- [Work to be completed] Tell how many lines in the data below hold the string "average"; give nothing but the number.
# START OF Material for this exercise
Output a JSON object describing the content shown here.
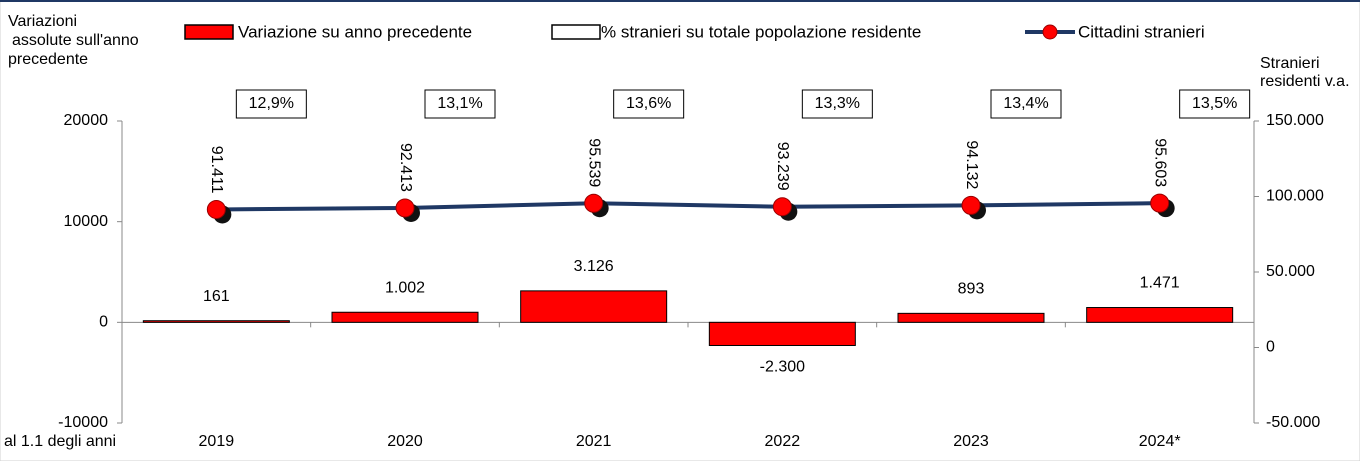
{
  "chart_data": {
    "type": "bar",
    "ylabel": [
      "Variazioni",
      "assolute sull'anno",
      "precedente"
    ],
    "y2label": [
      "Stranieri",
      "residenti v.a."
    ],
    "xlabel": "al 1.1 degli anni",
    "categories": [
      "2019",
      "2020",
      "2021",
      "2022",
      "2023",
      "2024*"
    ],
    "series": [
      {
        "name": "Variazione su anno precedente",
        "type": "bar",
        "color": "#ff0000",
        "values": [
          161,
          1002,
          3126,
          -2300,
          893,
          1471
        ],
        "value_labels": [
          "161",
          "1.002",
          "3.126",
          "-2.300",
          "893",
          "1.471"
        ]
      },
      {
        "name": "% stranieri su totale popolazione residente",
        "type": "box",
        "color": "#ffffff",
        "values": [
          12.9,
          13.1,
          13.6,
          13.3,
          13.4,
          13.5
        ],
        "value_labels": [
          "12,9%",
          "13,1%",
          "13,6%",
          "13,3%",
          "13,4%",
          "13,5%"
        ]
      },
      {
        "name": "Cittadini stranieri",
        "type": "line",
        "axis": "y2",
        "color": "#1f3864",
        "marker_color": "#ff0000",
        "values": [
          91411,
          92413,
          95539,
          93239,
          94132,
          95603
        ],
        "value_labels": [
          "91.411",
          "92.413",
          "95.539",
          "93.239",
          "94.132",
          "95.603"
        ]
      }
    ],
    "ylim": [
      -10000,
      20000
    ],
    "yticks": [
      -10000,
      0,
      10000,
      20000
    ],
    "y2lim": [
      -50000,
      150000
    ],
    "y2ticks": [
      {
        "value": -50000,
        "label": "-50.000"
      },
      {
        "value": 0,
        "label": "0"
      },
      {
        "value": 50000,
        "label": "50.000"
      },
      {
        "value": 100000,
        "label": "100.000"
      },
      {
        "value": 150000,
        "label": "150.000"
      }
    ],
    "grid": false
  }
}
# END OF Material for this exercise
# START OF Material for this exercise
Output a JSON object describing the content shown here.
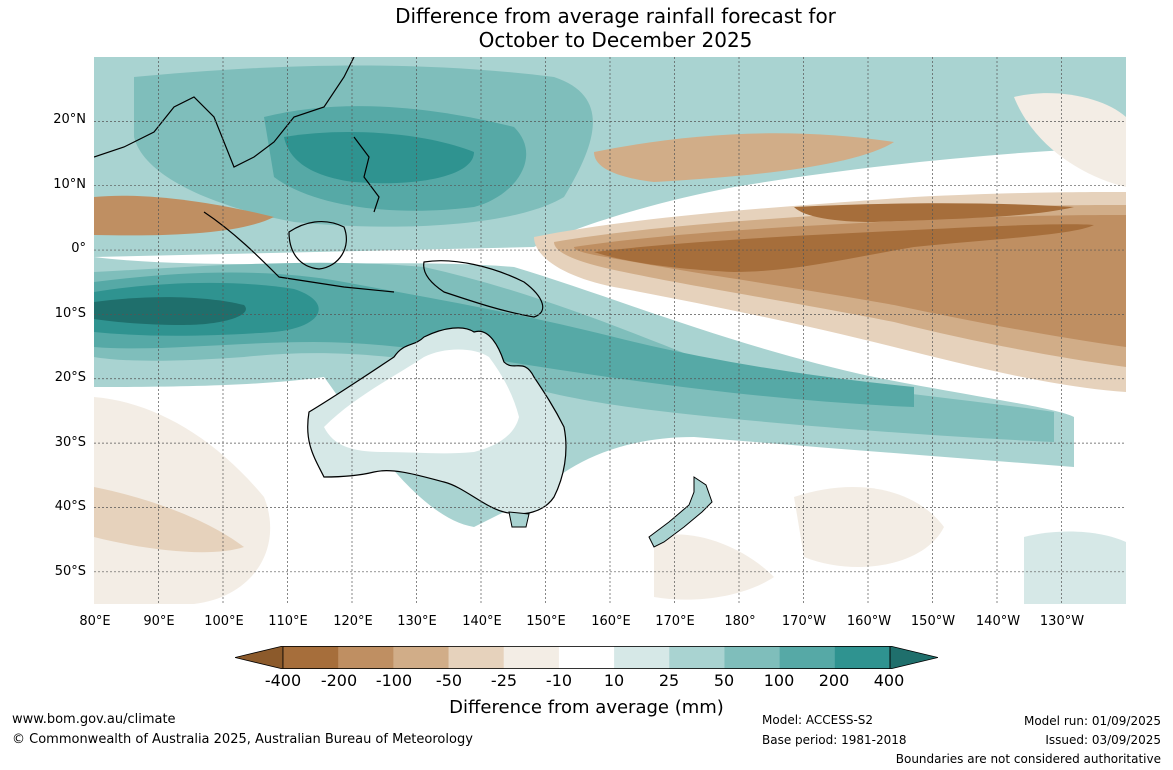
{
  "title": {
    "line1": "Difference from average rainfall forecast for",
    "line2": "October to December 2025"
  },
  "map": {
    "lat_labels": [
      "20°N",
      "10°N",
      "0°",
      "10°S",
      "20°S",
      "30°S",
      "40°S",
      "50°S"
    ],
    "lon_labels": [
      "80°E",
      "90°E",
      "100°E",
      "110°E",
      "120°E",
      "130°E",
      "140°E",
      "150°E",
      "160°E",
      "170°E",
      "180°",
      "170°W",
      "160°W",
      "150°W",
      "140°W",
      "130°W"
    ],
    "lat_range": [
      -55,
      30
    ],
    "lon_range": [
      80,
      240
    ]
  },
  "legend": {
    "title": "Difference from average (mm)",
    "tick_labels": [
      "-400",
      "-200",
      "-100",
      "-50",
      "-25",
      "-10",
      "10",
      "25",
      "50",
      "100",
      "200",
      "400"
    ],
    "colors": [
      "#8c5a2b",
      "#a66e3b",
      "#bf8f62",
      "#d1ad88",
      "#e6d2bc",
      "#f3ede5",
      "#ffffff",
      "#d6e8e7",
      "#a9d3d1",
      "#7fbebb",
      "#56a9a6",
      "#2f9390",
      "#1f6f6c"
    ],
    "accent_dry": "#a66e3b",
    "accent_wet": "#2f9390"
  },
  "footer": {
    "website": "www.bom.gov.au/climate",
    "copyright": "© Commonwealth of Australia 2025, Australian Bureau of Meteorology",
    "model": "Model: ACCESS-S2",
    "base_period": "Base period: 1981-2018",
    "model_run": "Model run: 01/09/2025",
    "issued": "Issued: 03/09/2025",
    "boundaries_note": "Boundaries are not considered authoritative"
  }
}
# END OF Material for this exercise
# START OF Material for this exercise
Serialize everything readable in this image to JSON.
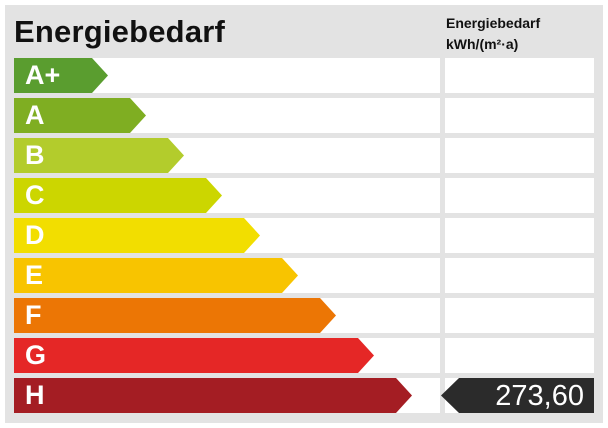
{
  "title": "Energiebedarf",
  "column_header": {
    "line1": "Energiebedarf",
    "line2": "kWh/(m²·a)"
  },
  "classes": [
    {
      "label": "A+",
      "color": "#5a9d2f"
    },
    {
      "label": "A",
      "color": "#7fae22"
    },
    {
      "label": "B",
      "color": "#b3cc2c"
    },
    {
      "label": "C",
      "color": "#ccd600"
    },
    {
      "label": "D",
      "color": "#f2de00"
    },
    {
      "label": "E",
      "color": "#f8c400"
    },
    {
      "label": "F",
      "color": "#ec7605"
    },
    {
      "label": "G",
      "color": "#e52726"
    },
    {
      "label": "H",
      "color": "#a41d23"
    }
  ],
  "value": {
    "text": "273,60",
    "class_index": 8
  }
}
# END OF Material for this exercise
- [Full answer] 2